Exercise directions –
Return each line of the material verbatim.

>> start Data rows

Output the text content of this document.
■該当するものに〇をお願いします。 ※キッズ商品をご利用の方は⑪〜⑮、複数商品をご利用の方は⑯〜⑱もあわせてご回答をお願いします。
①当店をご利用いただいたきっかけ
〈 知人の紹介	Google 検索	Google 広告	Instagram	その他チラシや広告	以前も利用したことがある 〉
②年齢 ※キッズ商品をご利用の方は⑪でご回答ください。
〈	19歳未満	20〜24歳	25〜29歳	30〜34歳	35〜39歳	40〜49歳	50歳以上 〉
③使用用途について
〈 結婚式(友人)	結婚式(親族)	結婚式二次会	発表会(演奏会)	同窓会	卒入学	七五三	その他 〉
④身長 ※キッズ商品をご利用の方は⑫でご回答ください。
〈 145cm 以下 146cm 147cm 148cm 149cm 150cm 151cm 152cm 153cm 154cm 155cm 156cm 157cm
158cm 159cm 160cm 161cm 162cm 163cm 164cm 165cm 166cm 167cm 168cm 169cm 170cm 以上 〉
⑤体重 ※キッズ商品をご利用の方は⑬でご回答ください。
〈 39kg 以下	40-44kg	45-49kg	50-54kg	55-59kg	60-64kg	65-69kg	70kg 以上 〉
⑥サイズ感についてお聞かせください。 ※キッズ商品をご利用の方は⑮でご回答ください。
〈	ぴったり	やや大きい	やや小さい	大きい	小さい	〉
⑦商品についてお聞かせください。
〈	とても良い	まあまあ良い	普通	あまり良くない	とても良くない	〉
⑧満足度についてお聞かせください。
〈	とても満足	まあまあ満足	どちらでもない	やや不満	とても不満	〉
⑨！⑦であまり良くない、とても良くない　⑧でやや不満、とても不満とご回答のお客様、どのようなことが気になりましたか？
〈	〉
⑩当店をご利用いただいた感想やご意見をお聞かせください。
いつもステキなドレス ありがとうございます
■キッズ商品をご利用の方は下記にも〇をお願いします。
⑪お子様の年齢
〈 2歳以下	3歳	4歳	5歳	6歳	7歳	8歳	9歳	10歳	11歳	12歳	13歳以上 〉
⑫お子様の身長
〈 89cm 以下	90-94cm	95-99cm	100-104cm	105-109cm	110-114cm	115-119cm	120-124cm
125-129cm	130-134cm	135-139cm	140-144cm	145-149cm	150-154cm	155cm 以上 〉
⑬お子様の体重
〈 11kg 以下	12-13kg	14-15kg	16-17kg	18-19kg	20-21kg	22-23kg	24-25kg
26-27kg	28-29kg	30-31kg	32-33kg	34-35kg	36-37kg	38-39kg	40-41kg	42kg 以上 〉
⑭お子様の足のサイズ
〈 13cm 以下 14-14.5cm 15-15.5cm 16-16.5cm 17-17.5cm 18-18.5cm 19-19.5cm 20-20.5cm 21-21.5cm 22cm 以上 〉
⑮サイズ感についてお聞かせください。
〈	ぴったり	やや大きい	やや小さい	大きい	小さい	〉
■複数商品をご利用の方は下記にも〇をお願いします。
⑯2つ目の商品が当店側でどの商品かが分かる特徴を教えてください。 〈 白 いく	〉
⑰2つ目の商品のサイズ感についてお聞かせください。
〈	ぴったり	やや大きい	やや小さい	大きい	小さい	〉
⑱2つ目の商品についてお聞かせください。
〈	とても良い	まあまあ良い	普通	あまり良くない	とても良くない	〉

>> end Data rows

Solution for this exercise –
Output the text content of this document.
■該当するものに〇をお願いします。 ※キッズ商品をご利用の方は⑪〜⑮、複数商品をご利用の方は⑯〜⑱もあわせてご回答をお願いします。
①当店をご利用いただいたきっかけ
〈 知人の紹介	Google 検索	Google 広告	Instagram	その他チラシや広告	以前も利用したことがある 〉
②年齢 ※キッズ商品をご利用の方は⑪でご回答ください。
〈	19歳未満	20〜24歳	25〜29歳	30〜34歳	35〜39歳	40〜49歳	50歳以上 〉
③使用用途について
〈 結婚式(友人)	結婚式(親族)	結婚式二次会	発表会(演奏会)	同窓会	卒入学	七五三	その他 〉
④身長 ※キッズ商品をご利用の方は⑫でご回答ください。
〈 145cm 以下 146cm 147cm 148cm 149cm 150cm 151cm 152cm 153cm 154cm 155cm 156cm 157cm
158cm 159cm 160cm 161cm 162cm 163cm 164cm 165cm 166cm 167cm 168cm 169cm 170cm 以上 〉
⑤体重 ※キッズ商品をご利用の方は⑬でご回答ください。
〈 39kg 以下	40-44kg	45-49kg	50-54kg	55-59kg	60-64kg	65-69kg	70kg 以上 〉
⑥サイズ感についてお聞かせください。 ※キッズ商品をご利用の方は⑮でご回答ください。
〈	ぴったり	やや大きい	やや小さい	大きい	小さい	〉
⑦商品についてお聞かせください。
〈	とても良い	まあまあ良い	普通	あまり良くない	とても良くない	〉
⑧満足度についてお聞かせください。
〈	とても満足	まあまあ満足	どちらでもない	やや不満	とても不満	〉
⑨！⑦であまり良くない、とても良くない　⑧でやや不満、とても不満とご回答のお客様、どのようなことが気になりましたか？
〈	〉
⑩当店をご利用いただいた感想やご意見をお聞かせください。
いつもステキなドレス ありがとうございます
■キッズ商品をご利用の方は下記にも〇をお願いします。
⑪お子様の年齢
〈 2歳以下	3歳	4歳	5歳	6歳	7歳	8歳	9歳	10歳	11歳	12歳	13歳以上 〉
⑫お子様の身長
〈 89cm 以下	90-94cm	95-99cm	100-104cm	105-109cm	110-114cm	115-119cm	120-124cm
125-129cm	130-134cm	135-139cm	140-144cm	145-149cm	150-154cm	155cm 以上 〉
⑬お子様の体重
〈 11kg 以下	12-13kg	14-15kg	16-17kg	18-19kg	20-21kg	22-23kg	24-25kg
26-27kg	28-29kg	30-31kg	32-33kg	34-35kg	36-37kg	38-39kg	40-41kg	42kg 以上 〉
⑭お子様の足のサイズ
〈 13cm 以下 14-14.5cm 15-15.5cm 16-16.5cm 17-17.5cm 18-18.5cm 19-19.5cm 20-20.5cm 21-21.5cm 22cm 以上 〉
⑮サイズ感についてお聞かせください。
〈	ぴったり	やや大きい	やや小さい	大きい	小さい	〉
■複数商品をご利用の方は下記にも〇をお願いします。
⑯2つ目の商品が当店側でどの商品かが分かる特徴を教えてください。 〈 白 いく	〉
⑰2つ目の商品のサイズ感についてお聞かせください。
〈	ぴったり	やや大きい	やや小さい	大きい	小さい	〉
⑱2つ目の商品についてお聞かせください。
〈	とても良い	まあまあ良い	普通	あまり良くない	とても良くない	〉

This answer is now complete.